§ **THE TASK**
Look for the string "basic" and copy every line that has it.

§ **DATASET**
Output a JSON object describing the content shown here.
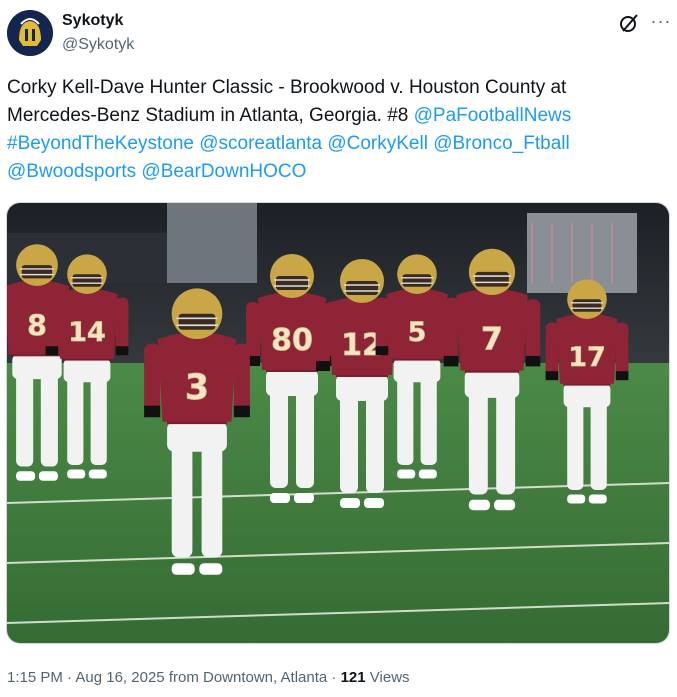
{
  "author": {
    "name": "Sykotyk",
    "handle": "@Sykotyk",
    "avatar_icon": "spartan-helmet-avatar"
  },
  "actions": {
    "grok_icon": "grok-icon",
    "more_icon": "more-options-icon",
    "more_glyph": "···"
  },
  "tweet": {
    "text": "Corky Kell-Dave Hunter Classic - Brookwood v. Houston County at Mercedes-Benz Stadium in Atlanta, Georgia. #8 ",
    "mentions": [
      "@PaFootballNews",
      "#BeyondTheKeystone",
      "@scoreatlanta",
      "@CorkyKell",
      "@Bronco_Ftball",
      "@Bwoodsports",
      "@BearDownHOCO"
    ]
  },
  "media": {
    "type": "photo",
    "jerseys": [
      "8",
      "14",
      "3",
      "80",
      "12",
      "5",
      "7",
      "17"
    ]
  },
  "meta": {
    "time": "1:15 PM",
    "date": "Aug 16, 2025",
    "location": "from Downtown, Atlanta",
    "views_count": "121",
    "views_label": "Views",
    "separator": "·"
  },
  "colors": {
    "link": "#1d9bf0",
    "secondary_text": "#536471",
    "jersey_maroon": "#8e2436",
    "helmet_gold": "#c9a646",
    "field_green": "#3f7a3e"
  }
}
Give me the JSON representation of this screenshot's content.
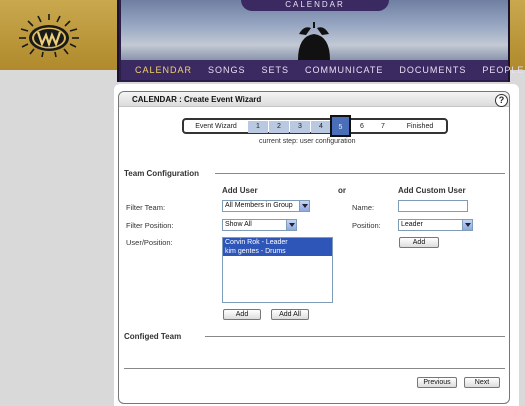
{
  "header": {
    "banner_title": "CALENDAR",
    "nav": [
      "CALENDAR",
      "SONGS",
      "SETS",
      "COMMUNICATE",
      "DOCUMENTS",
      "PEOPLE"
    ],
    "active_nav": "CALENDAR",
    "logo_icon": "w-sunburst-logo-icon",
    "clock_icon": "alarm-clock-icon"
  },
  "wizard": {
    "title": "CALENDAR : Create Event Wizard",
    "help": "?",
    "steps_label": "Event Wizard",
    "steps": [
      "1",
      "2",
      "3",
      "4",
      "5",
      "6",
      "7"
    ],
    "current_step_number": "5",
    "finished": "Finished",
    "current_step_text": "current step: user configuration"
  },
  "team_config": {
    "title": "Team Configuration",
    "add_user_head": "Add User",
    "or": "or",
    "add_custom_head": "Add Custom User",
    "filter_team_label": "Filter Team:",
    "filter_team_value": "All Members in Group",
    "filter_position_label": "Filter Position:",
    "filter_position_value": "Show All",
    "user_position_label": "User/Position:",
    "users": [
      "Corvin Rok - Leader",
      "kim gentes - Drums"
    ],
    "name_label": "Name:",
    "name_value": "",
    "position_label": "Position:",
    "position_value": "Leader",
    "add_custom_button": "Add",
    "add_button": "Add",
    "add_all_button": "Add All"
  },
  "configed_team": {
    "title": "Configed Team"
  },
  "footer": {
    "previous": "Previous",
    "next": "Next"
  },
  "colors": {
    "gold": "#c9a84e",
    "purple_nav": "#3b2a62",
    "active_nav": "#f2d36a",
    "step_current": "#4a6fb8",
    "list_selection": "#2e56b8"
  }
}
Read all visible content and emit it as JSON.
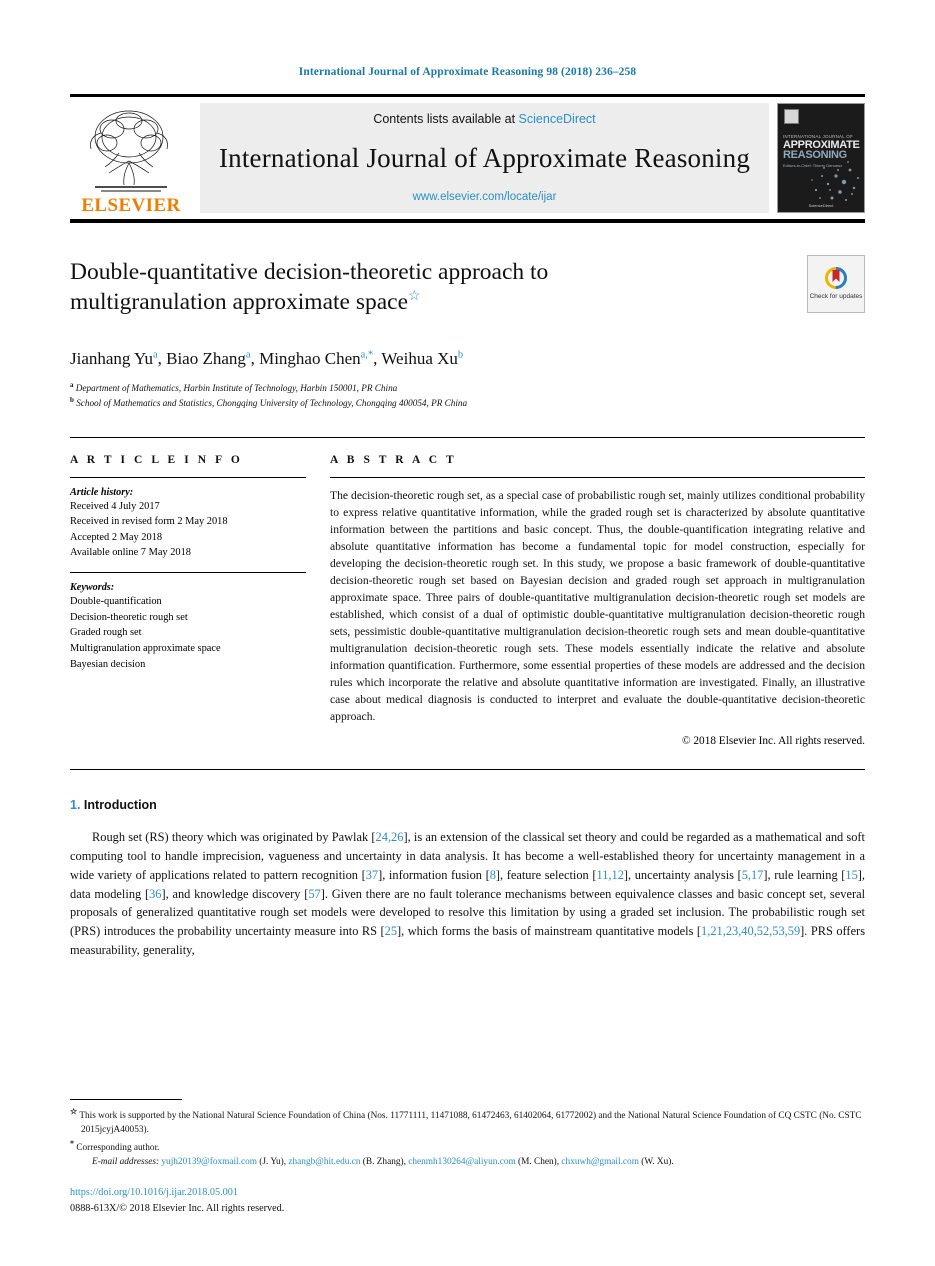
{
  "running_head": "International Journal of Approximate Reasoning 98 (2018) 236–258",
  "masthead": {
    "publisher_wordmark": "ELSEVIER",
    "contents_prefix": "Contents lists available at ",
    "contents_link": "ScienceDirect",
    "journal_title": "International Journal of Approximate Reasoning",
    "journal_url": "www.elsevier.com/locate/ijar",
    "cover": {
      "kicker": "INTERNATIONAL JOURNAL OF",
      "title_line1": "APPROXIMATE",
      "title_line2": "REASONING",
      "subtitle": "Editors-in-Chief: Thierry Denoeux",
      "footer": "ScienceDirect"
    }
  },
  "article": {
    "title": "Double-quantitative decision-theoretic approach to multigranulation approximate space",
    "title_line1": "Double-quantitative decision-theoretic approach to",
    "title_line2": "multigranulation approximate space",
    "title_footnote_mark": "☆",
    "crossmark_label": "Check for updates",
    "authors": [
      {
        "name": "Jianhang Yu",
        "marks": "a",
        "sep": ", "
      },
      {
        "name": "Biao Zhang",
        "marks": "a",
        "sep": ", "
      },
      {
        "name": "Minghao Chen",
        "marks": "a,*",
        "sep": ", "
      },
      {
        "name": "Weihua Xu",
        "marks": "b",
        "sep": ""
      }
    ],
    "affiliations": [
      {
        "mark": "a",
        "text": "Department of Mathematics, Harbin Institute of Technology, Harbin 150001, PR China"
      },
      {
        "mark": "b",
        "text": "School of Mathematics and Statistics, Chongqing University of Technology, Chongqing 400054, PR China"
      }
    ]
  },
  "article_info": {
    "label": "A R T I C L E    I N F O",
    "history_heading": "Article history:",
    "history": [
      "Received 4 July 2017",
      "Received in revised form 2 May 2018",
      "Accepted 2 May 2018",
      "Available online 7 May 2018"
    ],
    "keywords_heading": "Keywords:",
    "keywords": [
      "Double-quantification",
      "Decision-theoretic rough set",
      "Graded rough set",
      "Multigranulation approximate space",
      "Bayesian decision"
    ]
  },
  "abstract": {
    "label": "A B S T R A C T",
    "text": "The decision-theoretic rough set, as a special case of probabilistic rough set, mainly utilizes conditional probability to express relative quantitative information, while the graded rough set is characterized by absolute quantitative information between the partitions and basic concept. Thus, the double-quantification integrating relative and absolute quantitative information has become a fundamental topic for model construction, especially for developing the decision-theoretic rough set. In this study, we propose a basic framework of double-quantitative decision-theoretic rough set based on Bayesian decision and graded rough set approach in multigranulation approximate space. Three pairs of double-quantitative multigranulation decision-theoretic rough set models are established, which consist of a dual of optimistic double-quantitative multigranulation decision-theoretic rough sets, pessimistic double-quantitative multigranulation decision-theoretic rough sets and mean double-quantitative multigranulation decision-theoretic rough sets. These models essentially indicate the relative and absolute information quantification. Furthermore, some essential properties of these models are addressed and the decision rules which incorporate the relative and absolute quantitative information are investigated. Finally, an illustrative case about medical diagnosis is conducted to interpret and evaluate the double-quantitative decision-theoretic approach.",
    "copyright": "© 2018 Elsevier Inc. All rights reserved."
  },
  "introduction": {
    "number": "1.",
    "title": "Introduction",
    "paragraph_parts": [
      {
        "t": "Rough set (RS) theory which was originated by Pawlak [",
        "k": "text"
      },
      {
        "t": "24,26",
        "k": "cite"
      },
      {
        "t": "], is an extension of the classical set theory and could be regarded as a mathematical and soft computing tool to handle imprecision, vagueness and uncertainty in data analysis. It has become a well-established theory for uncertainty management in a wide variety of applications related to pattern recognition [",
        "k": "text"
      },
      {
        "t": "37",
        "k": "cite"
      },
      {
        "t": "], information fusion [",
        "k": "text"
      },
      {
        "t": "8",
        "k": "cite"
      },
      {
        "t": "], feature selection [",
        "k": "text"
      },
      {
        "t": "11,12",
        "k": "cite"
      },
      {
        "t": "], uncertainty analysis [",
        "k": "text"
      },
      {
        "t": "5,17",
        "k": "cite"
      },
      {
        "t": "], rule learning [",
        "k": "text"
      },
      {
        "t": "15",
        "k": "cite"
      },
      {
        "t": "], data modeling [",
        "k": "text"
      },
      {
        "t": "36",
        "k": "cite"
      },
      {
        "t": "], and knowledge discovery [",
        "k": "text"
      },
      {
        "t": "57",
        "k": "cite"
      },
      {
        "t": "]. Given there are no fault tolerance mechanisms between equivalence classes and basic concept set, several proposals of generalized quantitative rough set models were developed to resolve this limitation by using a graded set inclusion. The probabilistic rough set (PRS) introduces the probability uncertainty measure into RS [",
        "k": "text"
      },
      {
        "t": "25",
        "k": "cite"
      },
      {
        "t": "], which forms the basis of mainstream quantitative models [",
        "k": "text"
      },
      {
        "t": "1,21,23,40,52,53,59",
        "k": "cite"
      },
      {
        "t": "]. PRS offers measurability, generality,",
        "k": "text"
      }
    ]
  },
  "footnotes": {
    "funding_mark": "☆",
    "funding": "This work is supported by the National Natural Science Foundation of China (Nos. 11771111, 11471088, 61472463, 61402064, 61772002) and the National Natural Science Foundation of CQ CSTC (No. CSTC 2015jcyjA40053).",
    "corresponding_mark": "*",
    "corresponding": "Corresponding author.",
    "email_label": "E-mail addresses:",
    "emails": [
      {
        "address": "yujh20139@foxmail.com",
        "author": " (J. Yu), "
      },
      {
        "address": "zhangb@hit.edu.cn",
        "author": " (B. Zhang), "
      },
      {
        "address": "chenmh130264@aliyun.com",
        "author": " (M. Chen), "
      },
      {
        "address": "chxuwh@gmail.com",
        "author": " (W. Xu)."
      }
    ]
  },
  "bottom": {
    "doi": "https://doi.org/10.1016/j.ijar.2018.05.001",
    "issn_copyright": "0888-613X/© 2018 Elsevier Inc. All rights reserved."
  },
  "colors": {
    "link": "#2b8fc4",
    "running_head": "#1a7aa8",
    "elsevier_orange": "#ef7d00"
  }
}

...

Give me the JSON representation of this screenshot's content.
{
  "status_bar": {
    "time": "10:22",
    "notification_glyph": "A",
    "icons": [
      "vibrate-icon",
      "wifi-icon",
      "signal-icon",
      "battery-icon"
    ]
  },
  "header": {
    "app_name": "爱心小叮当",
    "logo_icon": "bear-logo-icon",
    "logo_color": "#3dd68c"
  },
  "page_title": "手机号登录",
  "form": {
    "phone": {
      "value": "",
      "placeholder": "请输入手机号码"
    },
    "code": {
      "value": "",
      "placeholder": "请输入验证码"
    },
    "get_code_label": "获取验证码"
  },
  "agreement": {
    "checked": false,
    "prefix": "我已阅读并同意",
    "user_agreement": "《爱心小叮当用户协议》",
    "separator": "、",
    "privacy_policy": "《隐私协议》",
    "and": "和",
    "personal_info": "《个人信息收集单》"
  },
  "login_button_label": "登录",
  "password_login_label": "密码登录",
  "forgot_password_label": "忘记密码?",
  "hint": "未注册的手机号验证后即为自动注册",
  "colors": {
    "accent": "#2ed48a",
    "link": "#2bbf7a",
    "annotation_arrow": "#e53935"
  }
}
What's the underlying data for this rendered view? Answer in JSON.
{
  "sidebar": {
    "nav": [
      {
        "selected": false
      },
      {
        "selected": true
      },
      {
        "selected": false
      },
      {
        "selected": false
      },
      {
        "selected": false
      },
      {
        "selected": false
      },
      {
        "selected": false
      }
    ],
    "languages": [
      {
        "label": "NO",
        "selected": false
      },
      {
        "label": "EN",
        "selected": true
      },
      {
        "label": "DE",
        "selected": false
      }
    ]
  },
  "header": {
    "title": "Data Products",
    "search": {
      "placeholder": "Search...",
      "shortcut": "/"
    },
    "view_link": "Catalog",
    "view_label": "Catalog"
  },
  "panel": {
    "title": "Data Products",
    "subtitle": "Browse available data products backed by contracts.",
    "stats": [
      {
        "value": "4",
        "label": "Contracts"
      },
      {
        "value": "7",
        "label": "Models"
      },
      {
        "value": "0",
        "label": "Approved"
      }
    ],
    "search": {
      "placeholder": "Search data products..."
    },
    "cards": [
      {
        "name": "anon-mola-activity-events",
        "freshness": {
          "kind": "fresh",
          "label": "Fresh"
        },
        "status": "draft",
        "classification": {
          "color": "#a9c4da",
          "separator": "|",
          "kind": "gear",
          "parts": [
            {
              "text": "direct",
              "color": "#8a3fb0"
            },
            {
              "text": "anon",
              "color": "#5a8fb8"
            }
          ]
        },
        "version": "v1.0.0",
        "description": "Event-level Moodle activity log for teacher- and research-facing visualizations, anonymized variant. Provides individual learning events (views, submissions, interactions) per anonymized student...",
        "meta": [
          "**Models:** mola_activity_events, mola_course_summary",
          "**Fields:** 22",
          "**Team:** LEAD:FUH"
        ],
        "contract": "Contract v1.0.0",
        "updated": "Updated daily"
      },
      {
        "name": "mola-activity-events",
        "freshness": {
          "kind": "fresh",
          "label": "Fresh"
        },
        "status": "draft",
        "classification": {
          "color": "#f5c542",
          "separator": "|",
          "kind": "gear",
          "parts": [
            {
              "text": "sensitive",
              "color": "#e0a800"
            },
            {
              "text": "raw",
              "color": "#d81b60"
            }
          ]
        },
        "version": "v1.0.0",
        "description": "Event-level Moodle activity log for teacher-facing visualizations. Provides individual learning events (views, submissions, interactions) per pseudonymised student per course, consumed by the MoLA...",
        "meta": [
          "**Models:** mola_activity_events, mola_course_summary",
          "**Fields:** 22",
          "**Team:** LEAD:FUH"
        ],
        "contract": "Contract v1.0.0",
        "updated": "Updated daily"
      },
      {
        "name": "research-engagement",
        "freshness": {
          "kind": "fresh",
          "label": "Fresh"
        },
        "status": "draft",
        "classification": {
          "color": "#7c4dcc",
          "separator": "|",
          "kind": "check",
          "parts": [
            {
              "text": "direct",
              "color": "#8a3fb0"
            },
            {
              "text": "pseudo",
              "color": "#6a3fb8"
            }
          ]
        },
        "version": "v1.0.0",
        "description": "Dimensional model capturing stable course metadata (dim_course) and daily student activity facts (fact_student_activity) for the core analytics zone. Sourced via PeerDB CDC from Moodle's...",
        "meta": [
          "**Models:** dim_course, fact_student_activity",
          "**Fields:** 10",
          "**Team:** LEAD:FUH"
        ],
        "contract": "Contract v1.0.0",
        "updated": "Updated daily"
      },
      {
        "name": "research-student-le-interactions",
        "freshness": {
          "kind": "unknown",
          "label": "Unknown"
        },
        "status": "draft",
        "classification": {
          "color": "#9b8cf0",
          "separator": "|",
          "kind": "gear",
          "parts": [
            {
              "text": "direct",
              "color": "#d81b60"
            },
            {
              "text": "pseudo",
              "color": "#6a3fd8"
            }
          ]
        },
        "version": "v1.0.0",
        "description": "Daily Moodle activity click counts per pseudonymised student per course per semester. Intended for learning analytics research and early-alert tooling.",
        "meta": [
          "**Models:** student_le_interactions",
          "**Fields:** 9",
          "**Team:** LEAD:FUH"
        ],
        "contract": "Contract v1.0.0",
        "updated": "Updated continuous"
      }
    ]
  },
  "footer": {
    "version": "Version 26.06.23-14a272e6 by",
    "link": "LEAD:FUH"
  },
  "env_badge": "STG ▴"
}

...

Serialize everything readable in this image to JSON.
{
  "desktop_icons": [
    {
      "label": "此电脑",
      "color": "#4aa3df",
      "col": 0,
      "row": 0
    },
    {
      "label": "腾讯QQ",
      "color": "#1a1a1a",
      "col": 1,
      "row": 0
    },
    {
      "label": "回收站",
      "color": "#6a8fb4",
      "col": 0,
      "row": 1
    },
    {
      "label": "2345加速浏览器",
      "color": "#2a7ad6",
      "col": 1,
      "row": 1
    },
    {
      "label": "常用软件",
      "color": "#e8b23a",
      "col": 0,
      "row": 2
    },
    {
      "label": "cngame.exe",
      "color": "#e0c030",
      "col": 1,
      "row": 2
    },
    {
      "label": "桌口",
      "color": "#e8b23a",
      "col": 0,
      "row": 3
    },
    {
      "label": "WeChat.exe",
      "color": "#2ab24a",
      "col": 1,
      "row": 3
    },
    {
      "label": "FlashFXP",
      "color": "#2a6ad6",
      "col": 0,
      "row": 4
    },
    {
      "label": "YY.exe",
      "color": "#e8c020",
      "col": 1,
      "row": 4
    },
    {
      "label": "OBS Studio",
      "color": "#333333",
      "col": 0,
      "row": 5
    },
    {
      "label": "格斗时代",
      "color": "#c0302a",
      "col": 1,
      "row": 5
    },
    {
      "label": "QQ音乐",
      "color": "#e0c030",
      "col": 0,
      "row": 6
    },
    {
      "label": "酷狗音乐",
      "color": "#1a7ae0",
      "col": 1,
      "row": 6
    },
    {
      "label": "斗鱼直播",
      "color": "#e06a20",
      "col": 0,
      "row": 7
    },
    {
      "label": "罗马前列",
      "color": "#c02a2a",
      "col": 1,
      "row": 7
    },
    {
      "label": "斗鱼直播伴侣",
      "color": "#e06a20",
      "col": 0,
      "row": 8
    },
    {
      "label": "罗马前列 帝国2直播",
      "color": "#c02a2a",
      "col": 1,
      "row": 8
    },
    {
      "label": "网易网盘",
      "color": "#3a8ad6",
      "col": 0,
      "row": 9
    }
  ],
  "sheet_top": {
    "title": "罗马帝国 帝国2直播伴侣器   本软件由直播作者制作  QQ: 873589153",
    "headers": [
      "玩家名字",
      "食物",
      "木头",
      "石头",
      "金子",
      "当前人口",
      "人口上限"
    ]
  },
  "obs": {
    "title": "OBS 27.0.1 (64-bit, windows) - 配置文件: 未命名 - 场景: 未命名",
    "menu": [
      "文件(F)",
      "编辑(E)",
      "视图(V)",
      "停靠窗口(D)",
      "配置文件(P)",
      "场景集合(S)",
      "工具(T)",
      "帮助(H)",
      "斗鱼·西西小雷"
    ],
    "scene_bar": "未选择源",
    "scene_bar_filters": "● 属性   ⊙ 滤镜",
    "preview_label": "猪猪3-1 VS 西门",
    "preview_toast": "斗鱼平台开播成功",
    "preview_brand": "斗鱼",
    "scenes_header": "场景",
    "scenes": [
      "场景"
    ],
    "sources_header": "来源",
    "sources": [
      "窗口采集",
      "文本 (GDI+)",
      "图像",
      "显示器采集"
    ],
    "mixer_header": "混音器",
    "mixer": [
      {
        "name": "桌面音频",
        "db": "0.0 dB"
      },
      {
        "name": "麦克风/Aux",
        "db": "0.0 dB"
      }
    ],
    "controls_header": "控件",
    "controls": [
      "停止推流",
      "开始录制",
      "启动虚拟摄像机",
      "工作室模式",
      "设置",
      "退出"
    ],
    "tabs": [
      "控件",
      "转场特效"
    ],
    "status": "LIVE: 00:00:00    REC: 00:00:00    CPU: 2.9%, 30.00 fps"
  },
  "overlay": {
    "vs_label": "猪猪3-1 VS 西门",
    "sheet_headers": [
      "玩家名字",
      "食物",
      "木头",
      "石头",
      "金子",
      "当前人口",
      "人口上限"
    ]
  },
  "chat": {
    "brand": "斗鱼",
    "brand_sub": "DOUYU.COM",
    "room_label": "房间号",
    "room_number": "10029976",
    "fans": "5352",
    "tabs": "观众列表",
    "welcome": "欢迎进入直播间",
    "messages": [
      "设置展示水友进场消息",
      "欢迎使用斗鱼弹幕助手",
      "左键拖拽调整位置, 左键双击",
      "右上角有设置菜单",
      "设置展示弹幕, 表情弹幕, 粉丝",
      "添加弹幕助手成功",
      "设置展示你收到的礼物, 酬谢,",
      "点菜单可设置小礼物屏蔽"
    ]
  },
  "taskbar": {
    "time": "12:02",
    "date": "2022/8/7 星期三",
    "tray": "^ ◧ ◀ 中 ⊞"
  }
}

§ **REPLY**
    "text": "The decision-theoretic rough set, as a special case of probabilistic rough set, mainly utilizes conditional probability to express relative quantitative information, while the graded rough set is characterized by absolute quantitative information between the partitions and basic concept. Thus, the double-quantification integrating relative and absolute quantitative information has become a fundamental topic for model construction, especially for developing the decision-theoretic rough set. In this study, we propose a basic framework of double-quantitative decision-theoretic rough set based on Bayesian decision and graded rough set approach in multigranulation approximate space. Three pairs of double-quantitative multigranulation decision-theoretic rough set models are established, which consist of a dual of optimistic double-quantitative multigranulation decision-theoretic rough sets, pessimistic double-quantitative multigranulation decision-theoretic rough sets and mean double-quantitative multigranulation decision-theoretic rough sets. These models essentially indicate the relative and absolute information quantification. Furthermore, some essential properties of these models are addressed and the decision rules which incorporate the relative and absolute quantitative information are investigated. Finally, an illustrative case about medical diagnosis is conducted to interpret and evaluate the double-quantitative decision-theoretic approach.",
        "t": "]. Given there are no fault tolerance mechanisms between equivalence classes and basic concept set, several proposals of generalized quantitative rough set models were developed to resolve this limitation by using a graded set inclusion. The probabilistic rough set (PRS) introduces the probability uncertainty measure into RS [",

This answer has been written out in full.